Extract the complete listing and repeat it word for word.

(Dataset items)

## Start

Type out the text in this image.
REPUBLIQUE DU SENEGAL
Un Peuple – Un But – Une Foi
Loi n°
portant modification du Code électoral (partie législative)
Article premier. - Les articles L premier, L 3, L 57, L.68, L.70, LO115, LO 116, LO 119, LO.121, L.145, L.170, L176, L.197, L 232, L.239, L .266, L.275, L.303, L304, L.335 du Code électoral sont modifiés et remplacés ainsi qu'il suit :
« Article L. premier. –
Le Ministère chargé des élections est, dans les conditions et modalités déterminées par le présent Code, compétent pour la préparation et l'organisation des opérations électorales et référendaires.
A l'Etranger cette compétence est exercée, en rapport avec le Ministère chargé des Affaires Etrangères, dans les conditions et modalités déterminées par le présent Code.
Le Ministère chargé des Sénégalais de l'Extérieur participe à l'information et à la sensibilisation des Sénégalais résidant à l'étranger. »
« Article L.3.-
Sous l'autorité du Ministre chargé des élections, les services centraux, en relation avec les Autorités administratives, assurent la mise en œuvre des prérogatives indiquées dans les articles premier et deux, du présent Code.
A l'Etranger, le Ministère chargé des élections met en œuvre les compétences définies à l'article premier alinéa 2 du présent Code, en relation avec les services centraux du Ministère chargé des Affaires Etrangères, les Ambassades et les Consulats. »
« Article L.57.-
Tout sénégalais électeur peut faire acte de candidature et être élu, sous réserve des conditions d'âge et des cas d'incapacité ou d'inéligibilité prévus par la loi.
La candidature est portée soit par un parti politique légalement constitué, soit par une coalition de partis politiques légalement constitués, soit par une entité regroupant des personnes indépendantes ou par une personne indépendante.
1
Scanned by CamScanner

## End

=== Result ===
Type out the text in this image.
REPUBLIQUE DU SENEGAL
Un Peuple – Un But – Une Foi
Loi n°
portant modification du Code électoral (partie législative)
Article premier. - Les articles L premier, L 3, L 57, L.68, L.70, LO115, LO 116, LO 119, LO.121, L.145, L.170, L176, L.197, L 232, L.239, L .266, L.275, L.303, L304, L.335 du Code électoral sont modifiés et remplacés ainsi qu'il suit :
« Article L. premier. –
Le Ministère chargé des élections est, dans les conditions et modalités déterminées par le présent Code, compétent pour la préparation et l'organisation des opérations électorales et référendaires.
A l'Etranger cette compétence est exercée, en rapport avec le Ministère chargé des Affaires Etrangères, dans les conditions et modalités déterminées par le présent Code.
Le Ministère chargé des Sénégalais de l'Extérieur participe à l'information et à la sensibilisation des Sénégalais résidant à l'étranger. »
« Article L.3.-
Sous l'autorité du Ministre chargé des élections, les services centraux, en relation avec les Autorités administratives, assurent la mise en œuvre des prérogatives indiquées dans les articles premier et deux, du présent Code.
A l'Etranger, le Ministère chargé des élections met en œuvre les compétences définies à l'article premier alinéa 2 du présent Code, en relation avec les services centraux du Ministère chargé des Affaires Etrangères, les Ambassades et les Consulats. »
« Article L.57.-
Tout sénégalais électeur peut faire acte de candidature et être élu, sous réserve des conditions d'âge et des cas d'incapacité ou d'inéligibilité prévus par la loi.
La candidature est portée soit par un parti politique légalement constitué, soit par une coalition de partis politiques légalement constitués, soit par une entité regroupant des personnes indépendantes ou par une personne indépendante.
1
Scanned by CamScanner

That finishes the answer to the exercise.